*WHAT YOU NEED TO DO:* Print the data exactly as it is given, please.

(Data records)
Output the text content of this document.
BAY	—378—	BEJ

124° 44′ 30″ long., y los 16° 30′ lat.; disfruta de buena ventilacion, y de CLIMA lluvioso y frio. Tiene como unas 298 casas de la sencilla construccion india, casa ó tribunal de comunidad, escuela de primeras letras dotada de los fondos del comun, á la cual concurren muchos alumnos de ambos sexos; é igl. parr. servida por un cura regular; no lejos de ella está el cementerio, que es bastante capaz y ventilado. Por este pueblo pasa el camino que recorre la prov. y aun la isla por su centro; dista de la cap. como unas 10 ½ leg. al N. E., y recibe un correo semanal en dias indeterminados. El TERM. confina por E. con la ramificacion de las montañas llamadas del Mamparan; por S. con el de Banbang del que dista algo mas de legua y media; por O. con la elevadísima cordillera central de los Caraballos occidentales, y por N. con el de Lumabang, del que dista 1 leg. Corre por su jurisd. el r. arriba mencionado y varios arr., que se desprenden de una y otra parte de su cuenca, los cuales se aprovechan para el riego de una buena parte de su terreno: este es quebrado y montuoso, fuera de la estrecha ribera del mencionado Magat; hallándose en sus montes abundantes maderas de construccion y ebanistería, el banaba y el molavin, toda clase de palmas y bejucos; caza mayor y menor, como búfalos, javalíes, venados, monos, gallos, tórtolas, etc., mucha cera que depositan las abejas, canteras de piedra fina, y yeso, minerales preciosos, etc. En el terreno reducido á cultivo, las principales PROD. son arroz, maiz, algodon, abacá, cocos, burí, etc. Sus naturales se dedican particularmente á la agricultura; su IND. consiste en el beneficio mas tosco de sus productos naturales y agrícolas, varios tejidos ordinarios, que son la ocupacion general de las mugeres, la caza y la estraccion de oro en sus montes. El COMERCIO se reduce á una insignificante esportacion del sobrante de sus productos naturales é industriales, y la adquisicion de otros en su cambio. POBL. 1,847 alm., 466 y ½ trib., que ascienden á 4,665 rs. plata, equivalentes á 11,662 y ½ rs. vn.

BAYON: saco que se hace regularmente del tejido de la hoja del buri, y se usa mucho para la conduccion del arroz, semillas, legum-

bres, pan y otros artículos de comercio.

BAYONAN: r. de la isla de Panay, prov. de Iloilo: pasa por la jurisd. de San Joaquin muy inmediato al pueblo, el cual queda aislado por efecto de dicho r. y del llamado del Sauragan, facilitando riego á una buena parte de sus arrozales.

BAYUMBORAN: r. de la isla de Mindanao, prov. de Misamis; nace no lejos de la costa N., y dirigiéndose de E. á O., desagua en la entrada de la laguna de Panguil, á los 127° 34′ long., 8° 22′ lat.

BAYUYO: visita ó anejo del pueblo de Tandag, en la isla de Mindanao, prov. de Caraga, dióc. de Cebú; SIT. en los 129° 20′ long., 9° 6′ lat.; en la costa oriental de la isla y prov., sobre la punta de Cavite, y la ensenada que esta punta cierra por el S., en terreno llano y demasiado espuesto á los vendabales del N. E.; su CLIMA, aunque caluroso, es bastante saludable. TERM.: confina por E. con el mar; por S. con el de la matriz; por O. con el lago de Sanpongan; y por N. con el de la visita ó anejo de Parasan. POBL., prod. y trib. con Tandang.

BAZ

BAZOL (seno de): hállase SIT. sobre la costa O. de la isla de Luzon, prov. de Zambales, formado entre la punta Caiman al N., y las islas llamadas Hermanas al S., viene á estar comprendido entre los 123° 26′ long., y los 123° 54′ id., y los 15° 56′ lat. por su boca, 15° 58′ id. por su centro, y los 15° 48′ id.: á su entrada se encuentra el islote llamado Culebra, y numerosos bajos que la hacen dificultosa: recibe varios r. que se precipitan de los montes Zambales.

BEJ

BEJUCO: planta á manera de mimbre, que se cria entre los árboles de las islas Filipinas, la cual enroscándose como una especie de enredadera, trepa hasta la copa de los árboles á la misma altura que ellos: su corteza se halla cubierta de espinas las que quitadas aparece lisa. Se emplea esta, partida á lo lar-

*EXERCISE RESULT:*
Output the text content of this document.
BAY	—378—	BEJ

124° 44′ 30″ long., y los 16° 30′ lat.; disfruta de buena ventilacion, y de CLIMA lluvioso y frio. Tiene como unas 298 casas de la sencilla construccion india, casa ó tribunal de comunidad, escuela de primeras letras dotada de los fondos del comun, á la cual concurren muchos alumnos de ambos sexos; é igl. parr. servida por un cura regular; no lejos de ella está el cementerio, que es bastante capaz y ventilado. Por este pueblo pasa el camino que recorre la prov. y aun la isla por su centro; dista de la cap. como unas 10 ½ leg. al N. E., y recibe un correo semanal en dias indeterminados. El TERM. confina por E. con la ramificacion de las montañas llamadas del Mamparan; por S. con el de Banbang del que dista algo mas de legua y media; por O. con la elevadísima cordillera central de los Caraballos occidentales, y por N. con el de Lumabang, del que dista 1 leg. Corre por su jurisd. el r. arriba mencionado y varios arr., que se desprenden de una y otra parte de su cuenca, los cuales se aprovechan para el riego de una buena parte de su terreno: este es quebrado y montuoso, fuera de la estrecha ribera del mencionado Magat; hallándose en sus montes abundantes maderas de construccion y ebanistería, el banaba y el molavin, toda clase de palmas y bejucos; caza mayor y menor, como búfalos, javalíes, venados, monos, gallos, tórtolas, etc., mucha cera que depositan las abejas, canteras de piedra fina, y yeso, minerales preciosos, etc. En el terreno reducido á cultivo, las principales PROD. son arroz, maiz, algodon, abacá, cocos, burí, etc. Sus naturales se dedican particularmente á la agricultura; su IND. consiste en el beneficio mas tosco de sus productos naturales y agrícolas, varios tejidos ordinarios, que son la ocupacion general de las mugeres, la caza y la estraccion de oro en sus montes. El COMERCIO se reduce á una insignificante esportacion del sobrante de sus productos naturales é industriales, y la adquisicion de otros en su cambio. POBL. 1,847 alm., 466 y ½ trib., que ascienden á 4,665 rs. plata, equivalentes á 11,662 y ½ rs. vn.

BAYON: saco que se hace regularmente del tejido de la hoja del buri, y se usa mucho para la conduccion del arroz, semillas, legum-

bres, pan y otros artículos de comercio.

BAYONAN: r. de la isla de Panay, prov. de Iloilo: pasa por la jurisd. de San Joaquin muy inmediato al pueblo, el cual queda aislado por efecto de dicho r. y del llamado del Sauragan, facilitando riego á una buena parte de sus arrozales.

BAYUMBORAN: r. de la isla de Mindanao, prov. de Misamis; nace no lejos de la costa N., y dirigiéndose de E. á O., desagua en la entrada de la laguna de Panguil, á los 127° 34′ long., 8° 22′ lat.

BAYUYO: visita ó anejo del pueblo de Tandag, en la isla de Mindanao, prov. de Caraga, dióc. de Cebú; SIT. en los 129° 20′ long., 9° 6′ lat.; en la costa oriental de la isla y prov., sobre la punta de Cavite, y la ensenada que esta punta cierra por el S., en terreno llano y demasiado espuesto á los vendabales del N. E.; su CLIMA, aunque caluroso, es bastante saludable. TERM.: confina por E. con el mar; por S. con el de la matriz; por O. con el lago de Sanpongan; y por N. con el de la visita ó anejo de Parasan. POBL., prod. y trib. con Tandang.

BAZ

BAZOL (seno de): hállase SIT. sobre la costa O. de la isla de Luzon, prov. de Zambales, formado entre la punta Caiman al N., y las islas llamadas Hermanas al S., viene á estar comprendido entre los 123° 26′ long., y los 123° 54′ id., y los 15° 56′ lat. por su boca, 15° 58′ id. por su centro, y los 15° 48′ id.: á su entrada se encuentra el islote llamado Culebra, y numerosos bajos que la hacen dificultosa: recibe varios r. que se precipitan de los montes Zambales.

BEJ

BEJUCO: planta á manera de mimbre, que se cria entre los árboles de las islas Filipinas, la cual enroscándose como una especie de enredadera, trepa hasta la copa de los árboles á la misma altura que ellos: su corteza se halla cubierta de espinas las que quitadas aparece lisa. Se emplea esta, partida á lo lar-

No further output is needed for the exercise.